Given how well received his music had become, most people would be surprised to know that, by 2010, Stott felt creatively adrift. He'd been drawing from the same palette for years, had grown tired of his sound, and wasn't sure where to go next. But what looked like a dead end turned out to be a hard left turn, one that would eventually lead Stott to a spectacular new era of his career. With a lot of persistence and good advice from his peers, he formed a sound that was slower, grittier, less clubby. He signaled this new phase in 2011 with two mini-albums, Pass Me By and We Stay Together, and forged further ahead in 2012 with Luxury Problems, his first record with lead vocals, courtesy of his childhood piano teacher, Alison Skidmore.
And yet, even following these bold strides, the real breakthrough came with last year's Faith In Strangers. Stylistically unhinged and recorded almost entirely with hardware (a first for Stott), it's a record he's described as sounding more truly like him than anything he'd released before. Tellingly, it resonated well beyond the techno echo chamber, earning accolades from NPR, Pitchfork and The New York Times. Not five years since he'd sat at his computer wondering if he was out of ideas, Stott had made something strikingly honest and original, establishing himself among that rare breed of artists with a sound that's truly their own. Chatting over Skype one afternoon last month, Stott walked me through his gradual metamorphosis.
How's life been since the album dropped?
Yeah, good. Last year and the year before were very busy for me, but since Faith In Strangers it's gained even more momentum, which is really satisfying and reassuring.
Are you still playing mostly nightclubs and techno parties?
Mostly, yeah, but because the style of music I've done over the past few years has changed, I've started doing more art spaces, galleries and museums and things like that. At first it was really challenging because you don't know what to do—you're used to playing absolutely tough tracks at three in the morning, and then your first gig in a museum is just like, "Awww shit, this ain't gonna go down well." But yeah, you adjust to it, it's good.
Is it nice to get past the club bubble?
Yeah, it's good. It was difficult and a little daunting at first, having never done it, but what isn't when you do it for the first time? But you learn to work out the rooms as well. I remember one show in Italy, there was like a five-second reverb that was playing in this sort of museum slash gallery, and there was one statue, that was, like, ridiculously expensive, they didn't tell me what it was worth. But the promoter said to me, "Yeah, we've told the audience not to dance because I don't want to put in the insurance claim for that statue." So we had a five second reverb, and this guy was stood next to the statue. The statue was a man on horseback, a sculpture, and the guy from the club's got hold of the guy's foot, and every time I dropped a bassline or a kick drum he's just like shaking his head because he can feel the statue's foot vibrating, and he's just like, "Less bass! Less bass! Less bass!" and I'm like, "Jesus Christ!" By the end of it there was no bass, and a five second reverb. It was the weirdest fucking gig I've ever played in my life.
How flexible is your live act? Can you adjust to the night and the venue?

▶ [Recorded information]:
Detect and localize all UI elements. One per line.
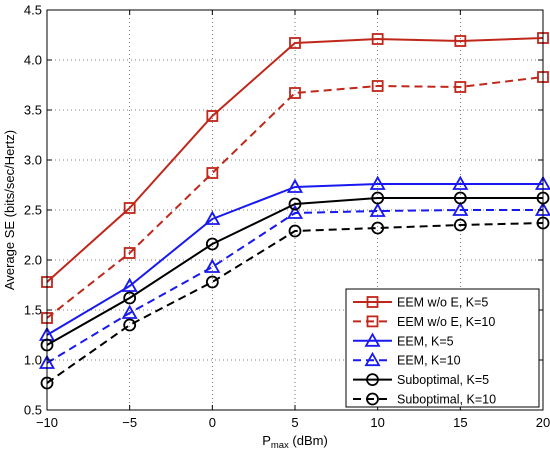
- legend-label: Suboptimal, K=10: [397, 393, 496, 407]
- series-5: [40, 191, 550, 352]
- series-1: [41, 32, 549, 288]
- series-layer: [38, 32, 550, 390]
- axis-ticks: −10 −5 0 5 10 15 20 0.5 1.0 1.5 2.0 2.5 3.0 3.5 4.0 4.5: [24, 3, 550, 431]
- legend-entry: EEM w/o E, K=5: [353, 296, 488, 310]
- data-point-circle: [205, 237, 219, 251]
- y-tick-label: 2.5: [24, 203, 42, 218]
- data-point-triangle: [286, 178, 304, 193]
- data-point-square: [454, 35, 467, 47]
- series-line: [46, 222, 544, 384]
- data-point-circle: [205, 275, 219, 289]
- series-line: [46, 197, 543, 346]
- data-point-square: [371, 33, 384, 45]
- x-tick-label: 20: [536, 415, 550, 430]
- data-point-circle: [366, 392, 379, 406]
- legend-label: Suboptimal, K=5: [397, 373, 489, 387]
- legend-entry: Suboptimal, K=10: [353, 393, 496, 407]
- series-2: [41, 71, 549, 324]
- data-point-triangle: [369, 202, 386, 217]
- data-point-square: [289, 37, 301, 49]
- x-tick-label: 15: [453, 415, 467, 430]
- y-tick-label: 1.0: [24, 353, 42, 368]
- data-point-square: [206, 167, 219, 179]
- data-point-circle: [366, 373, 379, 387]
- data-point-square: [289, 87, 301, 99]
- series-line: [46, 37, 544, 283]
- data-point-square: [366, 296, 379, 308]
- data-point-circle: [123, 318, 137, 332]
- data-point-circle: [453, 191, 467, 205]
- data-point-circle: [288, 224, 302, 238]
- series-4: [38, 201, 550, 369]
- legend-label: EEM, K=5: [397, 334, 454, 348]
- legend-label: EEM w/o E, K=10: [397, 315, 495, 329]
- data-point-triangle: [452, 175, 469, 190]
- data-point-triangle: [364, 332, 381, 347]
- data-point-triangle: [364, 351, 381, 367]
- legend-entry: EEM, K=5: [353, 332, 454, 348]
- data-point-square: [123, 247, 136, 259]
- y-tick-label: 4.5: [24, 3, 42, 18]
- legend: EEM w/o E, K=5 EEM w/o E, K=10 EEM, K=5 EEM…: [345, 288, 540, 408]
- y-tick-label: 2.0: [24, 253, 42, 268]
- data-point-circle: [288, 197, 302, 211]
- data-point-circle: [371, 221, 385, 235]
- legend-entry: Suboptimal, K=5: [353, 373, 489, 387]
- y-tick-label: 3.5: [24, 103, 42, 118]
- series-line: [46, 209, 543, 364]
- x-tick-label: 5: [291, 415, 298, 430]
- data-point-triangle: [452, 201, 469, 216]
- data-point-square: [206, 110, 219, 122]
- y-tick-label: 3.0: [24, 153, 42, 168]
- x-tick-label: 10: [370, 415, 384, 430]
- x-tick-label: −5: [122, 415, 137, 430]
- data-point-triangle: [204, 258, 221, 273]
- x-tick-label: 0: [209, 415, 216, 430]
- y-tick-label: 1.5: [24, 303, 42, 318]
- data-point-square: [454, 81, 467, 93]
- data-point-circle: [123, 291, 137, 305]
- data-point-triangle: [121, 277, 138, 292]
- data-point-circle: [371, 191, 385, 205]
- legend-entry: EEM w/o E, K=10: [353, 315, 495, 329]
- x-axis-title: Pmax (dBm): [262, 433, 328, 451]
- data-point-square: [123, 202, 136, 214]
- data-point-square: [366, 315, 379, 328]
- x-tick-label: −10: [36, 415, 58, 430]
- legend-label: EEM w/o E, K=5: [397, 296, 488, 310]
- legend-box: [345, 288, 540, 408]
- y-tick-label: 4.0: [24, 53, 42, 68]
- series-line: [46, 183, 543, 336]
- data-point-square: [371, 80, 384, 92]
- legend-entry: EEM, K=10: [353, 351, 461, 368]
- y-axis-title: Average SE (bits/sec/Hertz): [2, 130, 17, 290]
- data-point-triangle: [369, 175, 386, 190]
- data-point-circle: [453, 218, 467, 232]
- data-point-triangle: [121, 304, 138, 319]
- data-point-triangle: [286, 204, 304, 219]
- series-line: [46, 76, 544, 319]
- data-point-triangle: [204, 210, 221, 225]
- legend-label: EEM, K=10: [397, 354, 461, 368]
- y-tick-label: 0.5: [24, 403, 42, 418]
* * *
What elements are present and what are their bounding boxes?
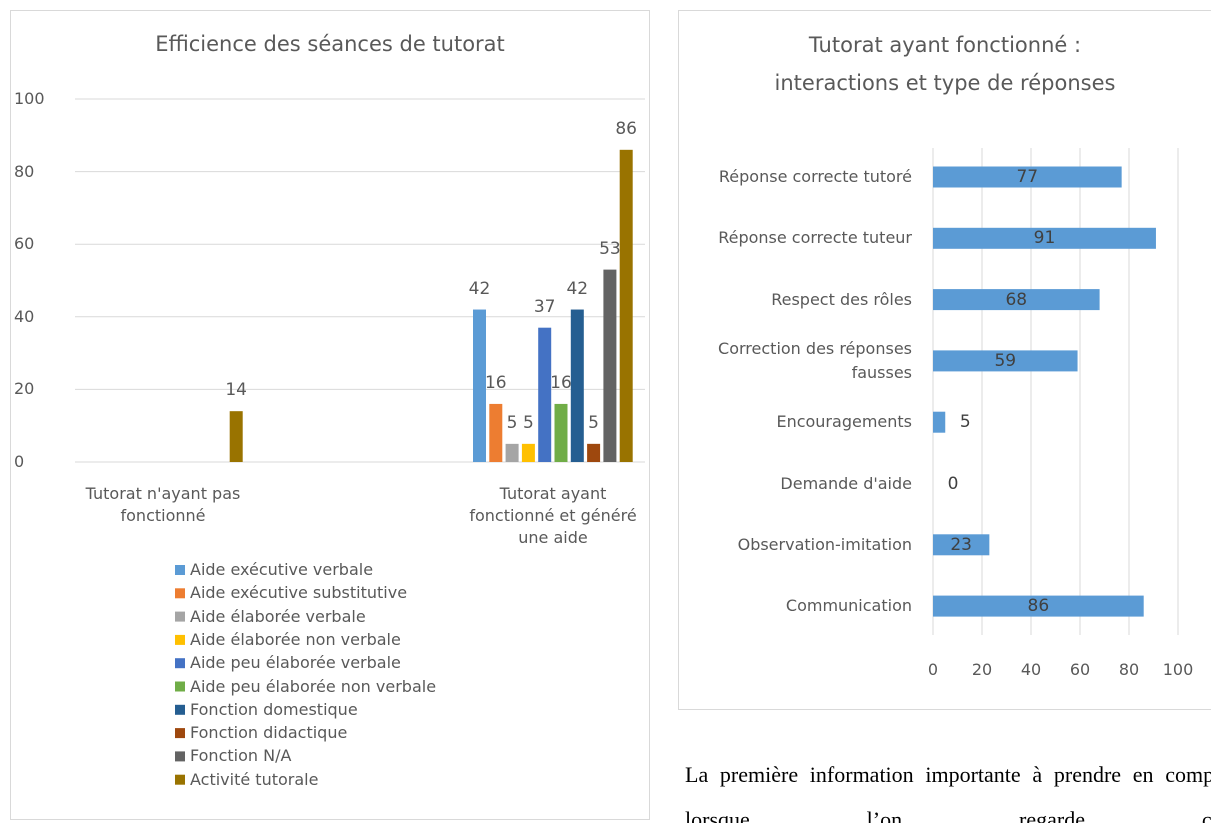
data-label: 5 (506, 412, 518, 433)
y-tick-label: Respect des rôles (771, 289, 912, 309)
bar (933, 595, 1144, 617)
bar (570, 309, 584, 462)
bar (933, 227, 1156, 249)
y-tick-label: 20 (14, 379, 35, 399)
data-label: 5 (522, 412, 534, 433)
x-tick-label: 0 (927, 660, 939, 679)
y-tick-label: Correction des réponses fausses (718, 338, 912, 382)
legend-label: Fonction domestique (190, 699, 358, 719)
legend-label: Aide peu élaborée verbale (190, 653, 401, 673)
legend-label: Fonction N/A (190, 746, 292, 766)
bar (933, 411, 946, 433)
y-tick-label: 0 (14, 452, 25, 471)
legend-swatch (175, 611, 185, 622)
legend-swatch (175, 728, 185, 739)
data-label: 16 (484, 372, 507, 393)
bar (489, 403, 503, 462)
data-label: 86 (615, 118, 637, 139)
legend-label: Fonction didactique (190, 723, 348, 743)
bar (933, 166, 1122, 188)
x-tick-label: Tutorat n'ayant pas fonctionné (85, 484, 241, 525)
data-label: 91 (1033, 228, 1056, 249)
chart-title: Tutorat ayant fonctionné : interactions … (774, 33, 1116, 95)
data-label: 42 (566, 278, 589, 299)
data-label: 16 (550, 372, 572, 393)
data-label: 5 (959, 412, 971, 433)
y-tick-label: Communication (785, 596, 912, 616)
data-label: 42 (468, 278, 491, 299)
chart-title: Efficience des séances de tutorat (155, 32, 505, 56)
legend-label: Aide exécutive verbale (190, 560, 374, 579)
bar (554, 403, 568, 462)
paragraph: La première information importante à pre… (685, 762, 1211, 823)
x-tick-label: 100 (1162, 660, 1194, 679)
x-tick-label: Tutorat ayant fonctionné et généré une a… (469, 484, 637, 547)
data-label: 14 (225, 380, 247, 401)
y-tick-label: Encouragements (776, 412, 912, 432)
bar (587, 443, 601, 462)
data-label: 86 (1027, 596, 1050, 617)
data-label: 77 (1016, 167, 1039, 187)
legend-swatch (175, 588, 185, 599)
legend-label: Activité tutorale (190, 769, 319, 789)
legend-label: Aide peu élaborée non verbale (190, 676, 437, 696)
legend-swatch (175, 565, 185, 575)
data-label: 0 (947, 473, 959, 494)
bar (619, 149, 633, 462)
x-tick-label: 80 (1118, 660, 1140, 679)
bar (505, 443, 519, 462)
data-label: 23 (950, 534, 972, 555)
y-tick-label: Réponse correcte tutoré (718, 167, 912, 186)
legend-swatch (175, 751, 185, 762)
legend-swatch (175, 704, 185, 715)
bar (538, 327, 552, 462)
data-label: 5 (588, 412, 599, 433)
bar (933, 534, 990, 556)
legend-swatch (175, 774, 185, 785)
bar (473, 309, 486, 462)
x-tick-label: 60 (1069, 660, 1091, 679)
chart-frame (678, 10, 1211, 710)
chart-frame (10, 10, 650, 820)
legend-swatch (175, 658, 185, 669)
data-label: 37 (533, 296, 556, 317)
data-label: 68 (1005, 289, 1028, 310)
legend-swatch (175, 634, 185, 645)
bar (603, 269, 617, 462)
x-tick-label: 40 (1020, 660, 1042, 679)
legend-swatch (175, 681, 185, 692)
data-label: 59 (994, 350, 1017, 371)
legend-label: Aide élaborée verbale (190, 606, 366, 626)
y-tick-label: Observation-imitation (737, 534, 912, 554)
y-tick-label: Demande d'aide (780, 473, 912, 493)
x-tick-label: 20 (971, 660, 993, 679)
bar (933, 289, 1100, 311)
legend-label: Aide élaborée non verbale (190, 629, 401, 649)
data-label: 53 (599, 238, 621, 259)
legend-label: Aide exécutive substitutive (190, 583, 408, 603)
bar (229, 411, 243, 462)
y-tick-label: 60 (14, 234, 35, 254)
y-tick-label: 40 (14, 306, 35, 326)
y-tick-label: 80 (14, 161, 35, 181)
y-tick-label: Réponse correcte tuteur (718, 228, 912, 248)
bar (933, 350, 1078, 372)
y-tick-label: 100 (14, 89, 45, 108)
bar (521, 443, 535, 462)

▶ [Required actions]:
[A] Copy the passage of the Stott interview text that begins at the words "Given how well" and stops after "teacher, Alison Skidmore.", and swap "mini-albums" out for "EPs".
[B] According to the Stott interview text, who sang the lead vocals on Luxury Problems?
[C] Carry the Stott interview text forward from its final line by writing the next part.
The records are separate material and are unrelated to the interview text about Stott.

▶ [Task responses]:
[A]
Given how well received his music had become, most people would be surprised to know that, by 2010, Stott felt creatively adrift. He'd been drawing from the same palette for years, had grown tired of his sound, and wasn't sure where to go next. But what looked like a dead end turned out to be a hard left turn, one that would eventually lead Stott to a spectacular new era of his career. With a lot of persistence and good advice from his peers, he formed a sound that was slower, grittier, less clubby. He signaled this new phase in 2011 with two EPs, Pass Me By and We Stay Together, and forged further ahead in 2012 with Luxury Problems, his first record with lead vocals, courtesy of his childhood piano teacher, Alison Skidmore.

[B] Alison Skidmore, Stott's childhood piano teacher.

[C]
Yeah, basically I have two live sets that run side by side. If I'm playing in a club, I have that one, but within that set there's different paths I can take to make the set as free as possible. But then I'll get maybe a seated venue or an art space, and within that set there's also loads of freedom.
Let's talk about Faith In Strangers. From an observer's perspective this seems like a landmark album, a big stride forward. Does it feel that way to you?
It was a big stride forward, but on a more personal level it was a big accomplishment for me, because that album was 90% hardware, which is something I've never ever done before. Even the bass—you can hear on some of the tracks I'm playing bass. I'd never picked up a bass in my life. But I knew that I wanted to use that sound, and made the most of it. So yeah, I pushed myself to do a lot of different things for this album, and I'm glad its been received the way it has, because a lot of time and effort have gone into it.
As you said, in the past few years you haven't really been making techno—you've been making this slower, moodier stuff. What caused that shift?
There was a time when I was writing tunes, all different styles, but everything sort of sounded the same, the same sound palette and everything. Back then I wouldn't sample anything, I just wouldn't do it, I would try and create the sound instead. It was my mate Shlom, who runs Modern Love, who said to me, "Just sample a few things, just mess around." And that was basically the start of it, that was, like, the beginning of Pass Me By, really. Since then I've just been taking loads of field recordings and sampling the odd thing. And things just seemed to fit at a slower tempo with what I was doing. So that's why everything slowed down and got murky and heavy. And now I'm sort of coming out of that style, obviously Faith In Strangers is the polar opposite of all that.
Are you still into grabbing field recordings? I heard you carry a Zoom recorder everywhere you go.
Yeah, I carry it every time I travel or go to a show. Because, for a start, you're on your own, there's no one you're being rude to by ignoring. So I just take it and have it by my side.
Gotten any good ones recently?
I got a really funny one in Paris. Just some guy busking on the underground with people talking over it, and then this automated female robot voice that comes over the Tannoy to tell you that you're at your next stop. So it's like, this guy's playing this accordion, and then with these vocoded female vocals in French over the top it's fucking wicked. I need to put that to some use.
I think it's interesting how some people have this special ear—they hear everyday things other people find normal or even annoying, but to them it has a musical quality. I remember Marcel Dettmann being blown away by the sound of a noisy radiator.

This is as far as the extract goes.